→ Page

Load the word dict from the pretrained model path. Define the `unk_id` to be the word id for empty token *\"\"*. Other possible choices include *\<unk\>* token and *\<pad\>* token.

In [2]:
def load_vocab(file_path):
    """
    load the given vocabulary
    """
    vocab = {}
    with io.open(file_path, 'r', encoding='utf8') as f:
        wid = 0
        for line in f:
            if line.strip() not in vocab:
                vocab[line.strip()] = wid
                wid += 1
    vocab["<unk>"] = len(vocab)
    return vocab

MODEL_PATH = "../../senta_model/bilstm_model"
VOCAB_PATH = os.path.join(MODEL_PATH, "word_dict.txt")
PARAMS_PATH = os.path.join(MODEL_PATH, "params")

word_dict = load_vocab(VOCAB_PATH)
unk_id = word_dict[""]  #word_dict["<unk>"]

Define the paddle model that takes in arbitray number of inputs, in this case word_ids and seq_lens, and outputs prediction probabilities.

In [3]:
DICT_DIM = 1256606
MAX_SEQ_LEN = 256
def paddle_model(word_ids, seq_len):
    probs = bilstm(word_ids, seq_len, None, DICT_DIM, is_prediction=True)
    return probs

Define a preprocessing function that takes in **a raw string** and outputs the model inputs that can be fed into paddle_model.

In this case, the raw string is first splitted and mapped to word ids, then padded to length of MAX_SEQ_LEN. *word_ids* is a list of lists, where each list contains a sequence of padded word ids. *seq_lens* is a list that contains the sequence length of each unpadded word ids in *word_ids*.

→ Data records
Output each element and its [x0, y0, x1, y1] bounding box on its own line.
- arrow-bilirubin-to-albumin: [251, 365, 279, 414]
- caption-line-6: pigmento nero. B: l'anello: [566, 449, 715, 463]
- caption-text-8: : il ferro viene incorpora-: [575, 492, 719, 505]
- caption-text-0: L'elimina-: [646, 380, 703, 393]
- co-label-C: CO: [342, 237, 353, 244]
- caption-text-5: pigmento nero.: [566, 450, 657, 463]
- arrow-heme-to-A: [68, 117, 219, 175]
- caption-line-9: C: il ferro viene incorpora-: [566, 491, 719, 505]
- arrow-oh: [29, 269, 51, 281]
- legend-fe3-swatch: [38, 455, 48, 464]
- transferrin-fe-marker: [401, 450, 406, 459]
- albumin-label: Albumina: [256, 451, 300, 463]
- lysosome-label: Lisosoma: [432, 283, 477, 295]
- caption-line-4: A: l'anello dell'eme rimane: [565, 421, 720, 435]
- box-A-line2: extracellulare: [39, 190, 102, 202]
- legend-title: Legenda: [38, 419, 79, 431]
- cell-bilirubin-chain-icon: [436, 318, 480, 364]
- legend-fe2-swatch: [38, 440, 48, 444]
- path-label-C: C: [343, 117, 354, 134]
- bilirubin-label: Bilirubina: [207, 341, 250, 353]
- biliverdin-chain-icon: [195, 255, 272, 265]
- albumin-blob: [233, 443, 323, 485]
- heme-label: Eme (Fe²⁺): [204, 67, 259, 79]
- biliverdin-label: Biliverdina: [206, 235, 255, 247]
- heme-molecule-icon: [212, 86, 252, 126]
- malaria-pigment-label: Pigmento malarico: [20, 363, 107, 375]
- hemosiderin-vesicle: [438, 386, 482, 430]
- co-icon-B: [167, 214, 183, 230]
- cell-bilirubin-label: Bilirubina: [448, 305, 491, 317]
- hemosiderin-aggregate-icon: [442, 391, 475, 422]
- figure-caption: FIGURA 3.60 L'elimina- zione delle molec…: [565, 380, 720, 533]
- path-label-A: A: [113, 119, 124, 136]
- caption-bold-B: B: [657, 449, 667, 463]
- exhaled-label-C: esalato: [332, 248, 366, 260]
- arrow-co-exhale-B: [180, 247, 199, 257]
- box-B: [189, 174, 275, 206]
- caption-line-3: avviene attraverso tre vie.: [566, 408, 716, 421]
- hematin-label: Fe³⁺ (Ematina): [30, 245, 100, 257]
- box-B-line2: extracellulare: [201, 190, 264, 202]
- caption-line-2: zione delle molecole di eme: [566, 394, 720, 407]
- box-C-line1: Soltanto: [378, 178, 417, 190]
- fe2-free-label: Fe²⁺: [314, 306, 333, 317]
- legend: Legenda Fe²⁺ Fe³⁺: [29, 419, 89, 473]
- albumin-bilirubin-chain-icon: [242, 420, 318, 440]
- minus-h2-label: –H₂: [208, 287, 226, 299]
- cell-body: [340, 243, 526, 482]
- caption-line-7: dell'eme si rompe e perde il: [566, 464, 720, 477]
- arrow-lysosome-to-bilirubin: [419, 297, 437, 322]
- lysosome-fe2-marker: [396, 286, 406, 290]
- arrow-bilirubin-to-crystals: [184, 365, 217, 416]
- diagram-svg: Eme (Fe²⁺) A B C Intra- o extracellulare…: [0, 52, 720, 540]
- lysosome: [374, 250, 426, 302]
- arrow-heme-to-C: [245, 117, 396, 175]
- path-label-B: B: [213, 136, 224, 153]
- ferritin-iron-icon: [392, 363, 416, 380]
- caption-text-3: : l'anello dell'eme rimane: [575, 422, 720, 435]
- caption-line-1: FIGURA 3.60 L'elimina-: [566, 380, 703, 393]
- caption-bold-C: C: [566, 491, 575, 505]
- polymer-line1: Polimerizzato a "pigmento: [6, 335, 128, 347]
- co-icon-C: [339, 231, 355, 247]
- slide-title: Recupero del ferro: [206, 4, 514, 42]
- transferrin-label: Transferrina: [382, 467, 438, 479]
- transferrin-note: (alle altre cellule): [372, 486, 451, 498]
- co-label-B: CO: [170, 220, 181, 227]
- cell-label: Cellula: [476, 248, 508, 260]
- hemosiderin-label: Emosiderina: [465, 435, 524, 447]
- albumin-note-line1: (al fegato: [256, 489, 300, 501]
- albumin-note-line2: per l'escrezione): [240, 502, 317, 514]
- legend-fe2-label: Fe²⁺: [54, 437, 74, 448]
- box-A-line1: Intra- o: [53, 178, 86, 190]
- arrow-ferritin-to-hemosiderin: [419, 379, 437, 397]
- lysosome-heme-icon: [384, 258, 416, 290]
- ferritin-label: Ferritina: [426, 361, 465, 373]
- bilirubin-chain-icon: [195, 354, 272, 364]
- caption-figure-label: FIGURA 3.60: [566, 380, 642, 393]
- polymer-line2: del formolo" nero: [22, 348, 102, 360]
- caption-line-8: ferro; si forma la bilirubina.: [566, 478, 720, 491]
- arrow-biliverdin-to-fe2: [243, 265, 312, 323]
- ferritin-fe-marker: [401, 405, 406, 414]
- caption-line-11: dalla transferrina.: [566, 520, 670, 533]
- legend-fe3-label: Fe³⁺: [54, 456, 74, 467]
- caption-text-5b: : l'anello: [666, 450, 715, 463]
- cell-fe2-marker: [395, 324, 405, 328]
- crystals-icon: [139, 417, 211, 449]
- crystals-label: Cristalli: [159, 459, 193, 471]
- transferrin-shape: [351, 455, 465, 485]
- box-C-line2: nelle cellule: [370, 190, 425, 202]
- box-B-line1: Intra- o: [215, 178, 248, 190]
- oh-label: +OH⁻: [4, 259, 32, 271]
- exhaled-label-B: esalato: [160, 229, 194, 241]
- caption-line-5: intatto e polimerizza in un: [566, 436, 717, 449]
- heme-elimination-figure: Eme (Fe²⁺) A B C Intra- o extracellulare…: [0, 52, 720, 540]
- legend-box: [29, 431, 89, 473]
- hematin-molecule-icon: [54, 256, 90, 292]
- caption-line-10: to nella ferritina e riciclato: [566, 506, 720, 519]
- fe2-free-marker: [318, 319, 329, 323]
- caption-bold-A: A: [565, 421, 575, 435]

→ Given problem 1
Transcribe the part of the sentiment-model notebook that starts at "return probs" and ends at "ids in *word_ids*.".
→ Given problem 2
Pick up the sentiment-model notebook after its final sentence and continue writing it.

→ Written answer 1
return probs

Define a preprocessing function that takes in **a raw string** and outputs the model inputs that can be fed into paddle_model.

In this case, the raw string is first splitted and mapped to word ids, then padded to length of MAX_SEQ_LEN. *word_ids* is a list of lists, where each list contains a sequence of padded word ids. *seq_lens* is a list that contains the sequence length of each unpadded word ids in *word_ids*.

→ Written answer 2
Since the input data is a single raw string. Both *word_ids* and *seq_lens* has length 1.

In [4]:
def preprocess_fn(data):
    word_ids = []
    sub_word_ids = [word_dict.get(d, unk_id) for d in data.split()]
    seq_lens = [len(sub_word_ids)]
    if len(sub_word_ids) < MAX_SEQ_LEN:
        sub_word_ids += [0] * (MAX_SEQ_LEN - len(sub_word_ids))
    word_ids.append(sub_word_ids[:MAX_SEQ_LEN])
    return word_ids, seq_lens

Read the sentiment test dataset into a list. There are 1200 sentences in the dataset.

In [5]:
DATA_PATH = "../../senta_data/test.tsv"

data = []
with io.open(DATA_PATH, "r", encoding='utf8') as fin:
    for line in fin:
        if line.startswith('text_a'):
            continue
        cols = line.strip().split("\t")
        if len(cols) != 2:
            sys.stderr.write("[NOTICE] Error Format Line!")
            continue
        data.append(cols[0])
print('total of %d sentences' % len(data))

total of 1200 sentences


Initialize the `NormLIMENLPInterpreter`. We save the temporary results into a *.npz* file so that we don't have to run the whole process again if we want to rerun the same dataset.

In [6]:
normlime = it.NormLIMENLPInterpreter(
    paddle_model, PARAMS_PATH, temp_data_file='assets/all_lime_weights_nlp.npz')

Begin `interpret`ing the whole dataset. This may take some time.

In [7]:
normlime_weights = normlime.interpret(
    data,
    preprocess_fn,
    unk_id=unk_id,
    pad_id=0,
    num_samples=500,
    batch_size=50)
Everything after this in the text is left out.